- **DATA PROVIDED**:

____________________

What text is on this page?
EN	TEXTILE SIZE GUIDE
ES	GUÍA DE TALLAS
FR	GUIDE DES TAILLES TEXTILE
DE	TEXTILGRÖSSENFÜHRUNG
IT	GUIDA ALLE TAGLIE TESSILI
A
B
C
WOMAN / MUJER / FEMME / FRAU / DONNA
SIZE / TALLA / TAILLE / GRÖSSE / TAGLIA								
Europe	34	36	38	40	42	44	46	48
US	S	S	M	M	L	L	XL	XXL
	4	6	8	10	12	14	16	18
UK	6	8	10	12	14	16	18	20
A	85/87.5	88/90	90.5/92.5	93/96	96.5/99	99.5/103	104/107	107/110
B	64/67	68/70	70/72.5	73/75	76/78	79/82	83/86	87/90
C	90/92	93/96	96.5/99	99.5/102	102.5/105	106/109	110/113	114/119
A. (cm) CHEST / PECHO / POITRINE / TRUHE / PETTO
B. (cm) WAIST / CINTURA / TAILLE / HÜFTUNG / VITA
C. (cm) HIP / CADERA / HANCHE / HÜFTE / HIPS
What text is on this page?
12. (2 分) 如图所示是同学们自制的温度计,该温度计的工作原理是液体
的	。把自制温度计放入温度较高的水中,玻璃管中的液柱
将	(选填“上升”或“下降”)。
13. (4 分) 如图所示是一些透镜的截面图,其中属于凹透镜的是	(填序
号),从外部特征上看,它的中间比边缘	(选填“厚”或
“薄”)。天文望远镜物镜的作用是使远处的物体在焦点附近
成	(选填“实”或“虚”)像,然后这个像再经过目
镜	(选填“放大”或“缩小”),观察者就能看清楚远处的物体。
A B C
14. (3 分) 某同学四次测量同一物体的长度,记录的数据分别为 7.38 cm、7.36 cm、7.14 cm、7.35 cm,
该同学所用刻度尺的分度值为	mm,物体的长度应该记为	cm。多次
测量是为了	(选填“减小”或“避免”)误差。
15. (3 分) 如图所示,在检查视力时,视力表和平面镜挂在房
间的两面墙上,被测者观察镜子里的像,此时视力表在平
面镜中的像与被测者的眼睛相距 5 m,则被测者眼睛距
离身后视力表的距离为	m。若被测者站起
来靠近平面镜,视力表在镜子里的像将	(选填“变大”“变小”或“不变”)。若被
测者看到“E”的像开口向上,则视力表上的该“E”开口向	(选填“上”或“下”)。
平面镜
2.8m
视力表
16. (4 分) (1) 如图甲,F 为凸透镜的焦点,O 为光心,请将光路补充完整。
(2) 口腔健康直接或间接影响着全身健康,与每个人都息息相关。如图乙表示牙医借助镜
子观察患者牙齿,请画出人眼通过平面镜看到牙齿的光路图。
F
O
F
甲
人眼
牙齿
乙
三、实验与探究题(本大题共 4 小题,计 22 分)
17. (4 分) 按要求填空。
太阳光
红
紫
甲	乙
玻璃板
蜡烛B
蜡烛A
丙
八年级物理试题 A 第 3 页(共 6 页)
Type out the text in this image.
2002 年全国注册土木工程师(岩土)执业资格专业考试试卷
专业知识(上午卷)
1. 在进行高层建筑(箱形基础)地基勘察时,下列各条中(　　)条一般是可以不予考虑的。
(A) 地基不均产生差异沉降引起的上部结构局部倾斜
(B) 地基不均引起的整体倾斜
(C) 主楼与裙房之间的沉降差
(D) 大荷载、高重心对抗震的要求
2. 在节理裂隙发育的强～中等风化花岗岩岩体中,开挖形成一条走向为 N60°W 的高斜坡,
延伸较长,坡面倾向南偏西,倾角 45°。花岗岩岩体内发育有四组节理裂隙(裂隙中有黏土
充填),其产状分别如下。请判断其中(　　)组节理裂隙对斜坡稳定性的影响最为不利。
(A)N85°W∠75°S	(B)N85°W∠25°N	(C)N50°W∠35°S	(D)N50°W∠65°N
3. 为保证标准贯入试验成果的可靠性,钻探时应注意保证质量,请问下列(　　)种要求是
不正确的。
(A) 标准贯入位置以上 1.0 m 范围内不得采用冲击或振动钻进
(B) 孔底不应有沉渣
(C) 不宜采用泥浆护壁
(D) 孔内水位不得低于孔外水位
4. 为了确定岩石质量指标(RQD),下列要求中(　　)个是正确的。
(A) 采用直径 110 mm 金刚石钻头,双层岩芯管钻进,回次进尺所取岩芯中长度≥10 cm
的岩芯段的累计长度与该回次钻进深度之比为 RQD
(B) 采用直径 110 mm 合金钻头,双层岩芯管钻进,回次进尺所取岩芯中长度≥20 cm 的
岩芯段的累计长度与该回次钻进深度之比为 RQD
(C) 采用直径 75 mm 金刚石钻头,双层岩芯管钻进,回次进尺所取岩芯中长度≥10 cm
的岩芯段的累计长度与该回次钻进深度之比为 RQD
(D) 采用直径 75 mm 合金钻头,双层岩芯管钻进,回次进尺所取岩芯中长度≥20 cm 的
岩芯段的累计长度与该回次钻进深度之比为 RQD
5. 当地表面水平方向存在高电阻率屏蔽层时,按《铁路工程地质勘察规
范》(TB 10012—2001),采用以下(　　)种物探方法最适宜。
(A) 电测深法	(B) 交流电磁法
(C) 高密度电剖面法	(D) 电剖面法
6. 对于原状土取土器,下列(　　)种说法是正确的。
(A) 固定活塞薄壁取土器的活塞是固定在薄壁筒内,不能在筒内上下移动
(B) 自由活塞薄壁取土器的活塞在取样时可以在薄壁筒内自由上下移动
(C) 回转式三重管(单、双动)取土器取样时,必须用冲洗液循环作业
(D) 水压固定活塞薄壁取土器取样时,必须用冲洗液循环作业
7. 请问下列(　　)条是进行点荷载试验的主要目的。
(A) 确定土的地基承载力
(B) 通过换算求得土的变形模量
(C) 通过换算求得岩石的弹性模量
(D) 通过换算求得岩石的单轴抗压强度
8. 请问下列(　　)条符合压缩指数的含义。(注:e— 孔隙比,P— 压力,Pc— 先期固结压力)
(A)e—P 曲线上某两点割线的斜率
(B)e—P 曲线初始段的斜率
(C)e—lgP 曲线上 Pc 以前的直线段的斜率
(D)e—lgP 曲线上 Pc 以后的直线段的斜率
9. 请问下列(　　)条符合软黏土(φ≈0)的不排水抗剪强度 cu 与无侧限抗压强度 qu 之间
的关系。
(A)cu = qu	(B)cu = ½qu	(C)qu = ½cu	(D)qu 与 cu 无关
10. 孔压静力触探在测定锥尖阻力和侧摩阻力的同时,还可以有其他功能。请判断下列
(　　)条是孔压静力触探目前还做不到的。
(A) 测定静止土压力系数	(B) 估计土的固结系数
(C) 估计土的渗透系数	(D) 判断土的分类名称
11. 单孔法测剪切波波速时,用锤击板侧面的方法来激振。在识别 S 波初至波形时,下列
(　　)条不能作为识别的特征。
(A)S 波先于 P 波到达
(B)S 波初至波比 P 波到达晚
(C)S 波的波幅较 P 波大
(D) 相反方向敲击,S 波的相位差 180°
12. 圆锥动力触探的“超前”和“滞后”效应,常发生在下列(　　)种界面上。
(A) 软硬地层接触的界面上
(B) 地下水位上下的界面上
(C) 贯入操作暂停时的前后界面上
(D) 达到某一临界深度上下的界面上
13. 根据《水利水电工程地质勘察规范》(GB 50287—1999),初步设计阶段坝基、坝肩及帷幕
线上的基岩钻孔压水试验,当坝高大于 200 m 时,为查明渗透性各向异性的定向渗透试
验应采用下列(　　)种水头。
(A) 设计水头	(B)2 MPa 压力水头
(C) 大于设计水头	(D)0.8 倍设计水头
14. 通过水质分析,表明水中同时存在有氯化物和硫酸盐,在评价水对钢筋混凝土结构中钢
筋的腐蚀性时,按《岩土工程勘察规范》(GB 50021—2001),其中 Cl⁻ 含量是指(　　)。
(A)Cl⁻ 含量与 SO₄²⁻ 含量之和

____________________

- **STATED EXERCISE**:
From the material above, gather all lines that include the string "SIZE" and copy them.

- **RESULT FOR THIS TASK**:
EN	TEXTILE SIZE GUIDE
SIZE / TALLA / TAILLE / GRÖSSE / TAGLIA								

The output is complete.